### Set task
Every line that contains the word "given" should be copied.
————
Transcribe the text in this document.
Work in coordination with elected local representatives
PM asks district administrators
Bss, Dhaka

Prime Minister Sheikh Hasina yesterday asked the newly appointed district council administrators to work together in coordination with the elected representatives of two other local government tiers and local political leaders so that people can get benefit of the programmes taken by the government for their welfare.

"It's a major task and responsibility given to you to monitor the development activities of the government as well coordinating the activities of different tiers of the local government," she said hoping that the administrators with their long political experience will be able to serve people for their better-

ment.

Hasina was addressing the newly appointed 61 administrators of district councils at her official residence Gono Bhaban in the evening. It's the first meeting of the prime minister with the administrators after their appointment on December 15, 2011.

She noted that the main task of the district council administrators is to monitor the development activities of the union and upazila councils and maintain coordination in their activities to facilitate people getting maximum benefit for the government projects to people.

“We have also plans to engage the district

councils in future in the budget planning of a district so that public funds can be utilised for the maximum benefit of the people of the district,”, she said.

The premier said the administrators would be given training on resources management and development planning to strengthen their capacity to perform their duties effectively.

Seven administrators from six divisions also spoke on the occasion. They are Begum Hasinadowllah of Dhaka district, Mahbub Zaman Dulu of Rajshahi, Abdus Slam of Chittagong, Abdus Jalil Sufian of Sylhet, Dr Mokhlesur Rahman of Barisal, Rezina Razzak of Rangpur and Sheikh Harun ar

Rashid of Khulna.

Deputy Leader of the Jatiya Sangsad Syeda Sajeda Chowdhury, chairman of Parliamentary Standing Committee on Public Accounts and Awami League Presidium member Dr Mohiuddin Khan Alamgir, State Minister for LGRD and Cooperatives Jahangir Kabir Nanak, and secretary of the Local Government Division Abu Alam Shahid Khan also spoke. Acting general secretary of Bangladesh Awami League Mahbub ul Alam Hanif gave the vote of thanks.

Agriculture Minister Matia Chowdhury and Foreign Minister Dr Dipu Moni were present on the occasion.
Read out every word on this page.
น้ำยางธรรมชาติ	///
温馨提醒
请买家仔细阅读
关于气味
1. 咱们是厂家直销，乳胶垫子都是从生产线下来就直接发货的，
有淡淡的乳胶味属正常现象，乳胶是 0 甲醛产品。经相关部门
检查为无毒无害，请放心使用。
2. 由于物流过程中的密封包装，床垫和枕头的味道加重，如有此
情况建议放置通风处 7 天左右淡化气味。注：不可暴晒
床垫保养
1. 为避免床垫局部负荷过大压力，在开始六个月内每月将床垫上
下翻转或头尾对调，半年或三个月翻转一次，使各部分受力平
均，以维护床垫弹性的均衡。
————
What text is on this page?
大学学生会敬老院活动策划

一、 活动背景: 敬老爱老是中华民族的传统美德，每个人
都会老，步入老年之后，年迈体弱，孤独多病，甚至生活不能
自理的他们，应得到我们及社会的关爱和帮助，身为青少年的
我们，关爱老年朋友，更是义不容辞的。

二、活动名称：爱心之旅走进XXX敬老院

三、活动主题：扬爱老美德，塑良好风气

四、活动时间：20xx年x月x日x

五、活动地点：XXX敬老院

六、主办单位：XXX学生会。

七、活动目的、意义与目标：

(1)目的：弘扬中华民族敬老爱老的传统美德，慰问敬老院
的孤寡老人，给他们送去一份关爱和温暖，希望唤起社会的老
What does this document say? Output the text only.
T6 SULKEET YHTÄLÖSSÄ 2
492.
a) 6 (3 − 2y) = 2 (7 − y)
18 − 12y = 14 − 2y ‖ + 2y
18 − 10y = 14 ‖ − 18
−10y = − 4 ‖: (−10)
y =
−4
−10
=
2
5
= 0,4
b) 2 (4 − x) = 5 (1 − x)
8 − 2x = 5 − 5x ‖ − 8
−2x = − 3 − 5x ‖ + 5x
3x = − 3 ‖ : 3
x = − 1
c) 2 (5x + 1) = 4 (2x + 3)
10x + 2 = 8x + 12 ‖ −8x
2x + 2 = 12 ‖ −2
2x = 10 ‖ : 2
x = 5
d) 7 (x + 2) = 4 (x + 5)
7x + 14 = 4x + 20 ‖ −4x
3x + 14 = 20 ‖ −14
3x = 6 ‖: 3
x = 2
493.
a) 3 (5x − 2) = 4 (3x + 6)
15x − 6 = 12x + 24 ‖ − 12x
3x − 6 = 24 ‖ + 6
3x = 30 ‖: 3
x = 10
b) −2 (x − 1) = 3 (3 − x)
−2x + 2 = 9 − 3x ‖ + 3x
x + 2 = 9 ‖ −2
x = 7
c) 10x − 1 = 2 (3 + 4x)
————
### Exercise solution
"It's a major task and responsibility given to you to monitor the development activities of the government as well coordinating the activities of different tiers of the local government," she said hoping that the administrators with their long political experience will be able to serve people for their better-
The premier said the administrators would be given training on resources management and development planning to strengthen their capacity to perform their duties effectively.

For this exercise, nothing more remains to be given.